Your answer should be a single number: the count of lines containing the string "activity".

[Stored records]
START

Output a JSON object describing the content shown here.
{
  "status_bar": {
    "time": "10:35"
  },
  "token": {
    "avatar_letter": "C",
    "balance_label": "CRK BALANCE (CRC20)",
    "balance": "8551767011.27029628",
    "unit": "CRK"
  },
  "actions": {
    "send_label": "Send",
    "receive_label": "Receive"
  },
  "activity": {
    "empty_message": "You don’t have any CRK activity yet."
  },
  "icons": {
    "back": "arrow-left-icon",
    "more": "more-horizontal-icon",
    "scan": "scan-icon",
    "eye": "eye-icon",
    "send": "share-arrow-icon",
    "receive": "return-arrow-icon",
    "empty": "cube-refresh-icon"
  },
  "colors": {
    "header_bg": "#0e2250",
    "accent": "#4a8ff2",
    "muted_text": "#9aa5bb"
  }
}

END
START

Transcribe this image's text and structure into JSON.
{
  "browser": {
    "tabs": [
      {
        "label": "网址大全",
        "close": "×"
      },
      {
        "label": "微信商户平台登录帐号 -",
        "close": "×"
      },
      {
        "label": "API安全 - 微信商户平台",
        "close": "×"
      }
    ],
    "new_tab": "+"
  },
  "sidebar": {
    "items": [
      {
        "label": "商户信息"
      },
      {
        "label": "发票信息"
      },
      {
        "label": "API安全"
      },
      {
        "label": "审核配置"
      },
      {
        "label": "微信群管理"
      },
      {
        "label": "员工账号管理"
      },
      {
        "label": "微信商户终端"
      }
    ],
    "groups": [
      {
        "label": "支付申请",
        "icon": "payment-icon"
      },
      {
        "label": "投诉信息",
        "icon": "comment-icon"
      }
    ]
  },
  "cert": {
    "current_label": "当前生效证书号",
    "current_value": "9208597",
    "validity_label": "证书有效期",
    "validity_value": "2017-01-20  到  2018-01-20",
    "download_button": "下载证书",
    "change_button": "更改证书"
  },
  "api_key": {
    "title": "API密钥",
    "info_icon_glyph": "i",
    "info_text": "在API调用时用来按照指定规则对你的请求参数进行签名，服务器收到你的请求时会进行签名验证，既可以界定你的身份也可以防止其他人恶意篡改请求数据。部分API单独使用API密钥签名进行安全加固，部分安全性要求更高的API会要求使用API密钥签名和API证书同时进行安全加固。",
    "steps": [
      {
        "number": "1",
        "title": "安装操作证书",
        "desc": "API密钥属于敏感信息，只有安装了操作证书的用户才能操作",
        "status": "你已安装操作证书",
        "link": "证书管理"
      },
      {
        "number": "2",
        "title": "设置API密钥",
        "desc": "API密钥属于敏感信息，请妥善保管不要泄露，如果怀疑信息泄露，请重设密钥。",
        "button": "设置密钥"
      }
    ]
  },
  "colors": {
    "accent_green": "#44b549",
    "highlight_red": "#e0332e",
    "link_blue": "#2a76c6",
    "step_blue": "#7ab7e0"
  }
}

END

Output of the exercise
2